▶ EXERCISE DESCRIPTION
Return all lines in the material below that contain "name".

Dataset rows:
━━━━

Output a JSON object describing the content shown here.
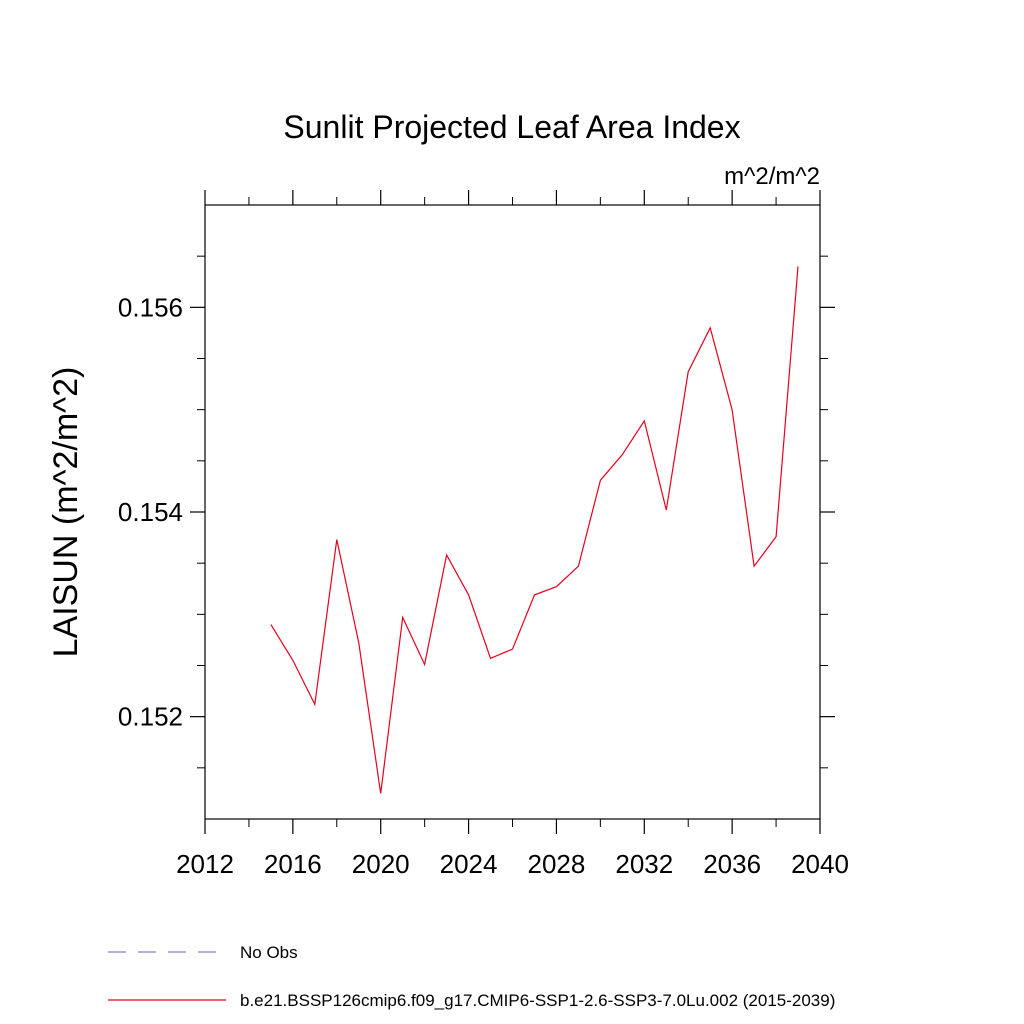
{
  "chart_data": {
    "type": "line",
    "title": "Sunlit Projected Leaf Area Index",
    "units": "m^2/m^2",
    "xlabel": "",
    "ylabel": "LAISUN  (m^2/m^2)",
    "xlim": [
      2012,
      2040
    ],
    "ylim": [
      0.151,
      0.157
    ],
    "x_ticks": [
      2012,
      2016,
      2020,
      2024,
      2028,
      2032,
      2036,
      2040
    ],
    "x_minor_ticks": [
      2014,
      2018,
      2022,
      2026,
      2030,
      2034,
      2038
    ],
    "y_ticks": [
      0.152,
      0.154,
      0.156
    ],
    "y_tick_labels": [
      "0.152",
      "0.154",
      "0.156"
    ],
    "y_minor_ticks": [
      0.1515,
      0.1525,
      0.153,
      0.1535,
      0.1545,
      0.155,
      0.1555,
      0.1565
    ],
    "grid": false,
    "legend_position": "bottom-left",
    "series": [
      {
        "name": "No Obs",
        "color": "#8a7fc2",
        "style": "dashed",
        "x": [],
        "values": []
      },
      {
        "name": "b.e21.BSSP126cmip6.f09_g17.CMIP6-SSP1-2.6-SSP3-7.0Lu.002 (2015-2039)",
        "color": "#e8001c",
        "style": "solid",
        "x": [
          2015,
          2016,
          2017,
          2018,
          2019,
          2020,
          2021,
          2022,
          2023,
          2024,
          2025,
          2026,
          2027,
          2028,
          2029,
          2030,
          2031,
          2032,
          2033,
          2034,
          2035,
          2036,
          2037,
          2038,
          2039
        ],
        "values": [
          0.1529,
          0.15255,
          0.15212,
          0.15373,
          0.15272,
          0.15125,
          0.15297,
          0.15251,
          0.15358,
          0.15319,
          0.15257,
          0.15266,
          0.15319,
          0.15327,
          0.15347,
          0.15431,
          0.15456,
          0.15489,
          0.15402,
          0.15537,
          0.1558,
          0.155,
          0.15347,
          0.15376,
          0.1564
        ]
      }
    ]
  }
}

━━━━

▶ EXERCISE RESPONSE
        "name": "No Obs",
        "name": "b.e21.BSSP126cmip6.f09_g17.CMIP6-SSP1-2.6-SSP3-7.0Lu.002 (2015-2039)",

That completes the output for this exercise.